(Dataset excerpt)
** Start **

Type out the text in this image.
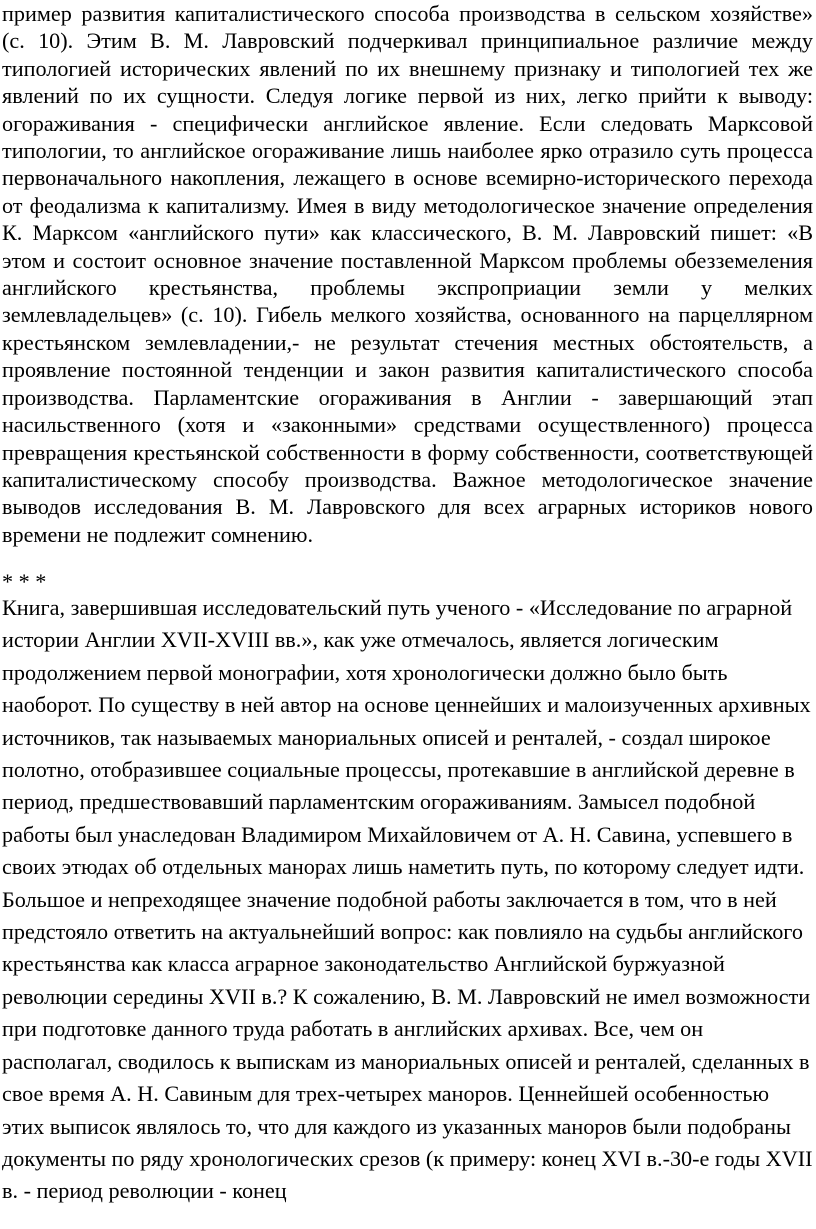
пример развития капиталистического способа производства в сельском хозяйстве» (с. 10). Этим В. М. Лавровский подчеркивал принципиальное различие между типологией исторических явлений по их внешнему признаку и типологией тех же явлений по их сущности. Следуя логике первой из них, легко прийти к выводу: огораживания - специфически английское явление. Если следовать Марксовой типологии, то английское огораживание лишь наиболее ярко отразило суть процесса первоначального накопления, лежащего в основе всемирно-исторического перехода от феодализма к капитализму. Имея в виду методологическое значение определения К. Марксом «английского пути» как классического, В. М. Лавровский пишет: «В этом и состоит основное значение поставленной Марксом проблемы обезземеления английского крестьянства, проблемы экспроприации земли у мелких землевладельцев» (с. 10). Гибель мелкого хозяйства, основанного на парцеллярном крестьянском землевладении,- не результат стечения местных обстоятельств, а проявление постоянной тенденции и закон развития капиталистического способа производства. Парламентские огораживания в Англии - завершающий этап насильственного (хотя и «законными» средствами осуществленного) процесса превращения крестьянской собственности в форму собственности, соответствующей капиталистическому способу производства. Важное методологическое значение выводов исследования В. М. Лавровского для всех аграрных историков нового времени не подлежит сомнению.

* * *

Книга, завершившая исследовательский путь ученого - «Исследование по аграрной истории Англии XVII-XVIII вв.», как уже отмечалось, является логическим продолжением первой монографии, хотя хронологически должно было быть наоборот. По существу в ней автор на основе ценнейших и малоизученных архивных источников, так называемых манориальных описей и ренталей, - создал широкое полотно, отобразившее социальные процессы, протекавшие в английской деревне в период, предшествовавший парламентским огораживаниям. Замысел подобной работы был унаследован Владимиром Михайловичем от А. Н. Савина, успевшего в своих этюдах об отдельных манорах лишь наметить путь, по которому следует идти. Большое и непреходящее значение подобной работы заключается в том, что в ней предстояло ответить на актуальнейший вопрос: как повлияло на судьбы английского крестьянства как класса аграрное законодательство Английской буржуазной революции середины XVII в.? К сожалению, В. М. Лавровский не имел возможности при подготовке данного труда работать в английских архивах. Все, чем он располагал, сводилось к выпискам из манориальных описей и ренталей, сделанных в свое время А. Н. Савиным для трех-четырех маноров. Ценнейшей особенностью этих выписок являлось то, что для каждого из указанных маноров были подобраны документы по ряду хронологических срезов (к примеру: конец XVI в.-30-е годы XVII в. - период революции - конец
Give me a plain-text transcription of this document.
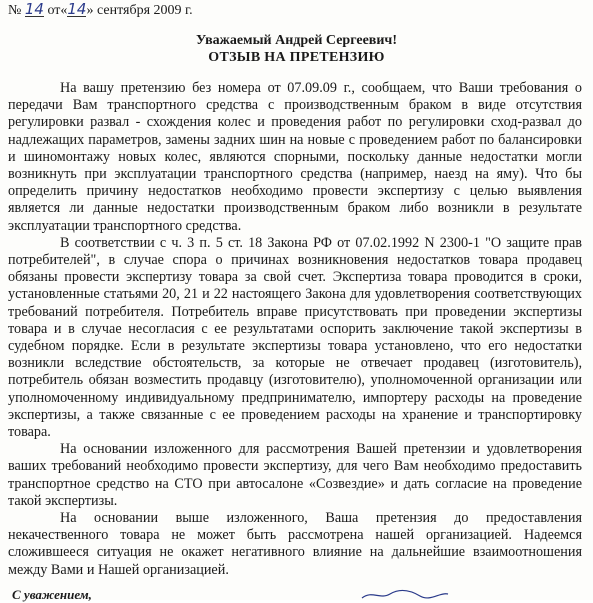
№ 14 от«14» сентября 2009 г.
Уважаемый Андрей Сергеевич!
ОТЗЫВ НА ПРЕТЕНЗИЮ

На вашу претензию без номера от 07.09.09 г., сообщаем, что Ваши требования о передачи Вам транспортного средства с производственным браком в виде отсутствия регулировки развал - схождения колес и проведения работ по регулировки сход-развал до надлежащих параметров, замены задних шин на новые с проведением работ по балансировки и шиномонтажу новых колес, являются спорными, поскольку данные недостатки могли возникнуть при эксплуатации транспортного средства (например, наезд на яму). Что бы определить причину недостатков необходимо провести экспертизу с целью выявления является ли данные недостатки производственным браком либо возникли в результате эксплуатации транспортного средства.

В соответствии с ч. 3 п. 5 ст. 18 Закона РФ от 07.02.1992 N 2300-1 "О защите прав потребителей", в случае спора о причинах возникновения недостатков товара продавец обязаны провести экспертизу товара за свой счет. Экспертиза товара проводится в сроки, установленные статьями 20, 21 и 22 настоящего Закона для удовлетворения соответствующих требований потребителя. Потребитель вправе присутствовать при проведении экспертизы товара и в случае несогласия с ее результатами оспорить заключение такой экспертизы в судебном порядке. Если в результате экспертизы товара установлено, что его недостатки возникли вследствие обстоятельств, за которые не отвечает продавец (изготовитель), потребитель обязан возместить продавцу (изготовителю), уполномоченной организации или уполномоченному индивидуальному предпринимателю, импортеру расходы на проведение экспертизы, а также связанные с ее проведением расходы на хранение и транспортировку товара.

На основании изложенного для рассмотрения Вашей претензии и удовлетворения ваших требований необходимо провести экспертизу, для чего Вам необходимо предоставить транспортное средство на СТО при автосалоне «Созвездие» и дать согласие на проведение такой экспертизы.

На основании выше изложенного, Ваша претензия до предоставления некачественного товара не может быть рассмотрена нашей организацией. Надеемся сложившееся ситуация не окажет негативного влияние на дальнейшие взаимоотношения между Вами и Нашей организацией.

С уважением,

** End **

Goal of the exercise —
Your task is to list each line of the records with the word "быть".

Reply to the task —
Книга, завершившая исследовательский путь ученого - «Исследование по аграрной истории Англии XVII-XVIII вв.», как уже отмечалось, является логическим продолжением первой монографии, хотя хронологически должно было быть наоборот. По существу в ней автор на основе ценнейших и малоизученных архивных источников, так называемых манориальных описей и ренталей, - создал широкое полотно, отобразившее социальные процессы, протекавшие в английской деревне в период, предшествовавший парламентским огораживаниям. Замысел подобной работы был унаследован Владимиром Михайловичем от А. Н. Савина, успевшего в своих этюдах об отдельных манорах лишь наметить путь, по которому следует идти. Большое и непреходящее значение подобной работы заключается в том, что в ней предстояло ответить на актуальнейший вопрос: как повлияло на судьбы английского крестьянства как класса аграрное законодательство Английской буржуазной революции середины XVII в.? К сожалению, В. М. Лавровский не имел возможности при подготовке данного труда работать в английских архивах. Все, чем он располагал, сводилось к выпискам из манориальных описей и ренталей, сделанных в свое время А. Н. Савиным для трех-четырех маноров. Ценнейшей особенностью этих выписок являлось то, что для каждого из указанных маноров были подобраны документы по ряду хронологических срезов (к примеру: конец XVI в.-30-е годы XVII в. - период революции - конец
На основании выше изложенного, Ваша претензия до предоставления некачественного товара не может быть рассмотрена нашей организацией. Надеемся сложившееся ситуация не окажет негативного влияние на дальнейшие взаимоотношения между Вами и Нашей организацией.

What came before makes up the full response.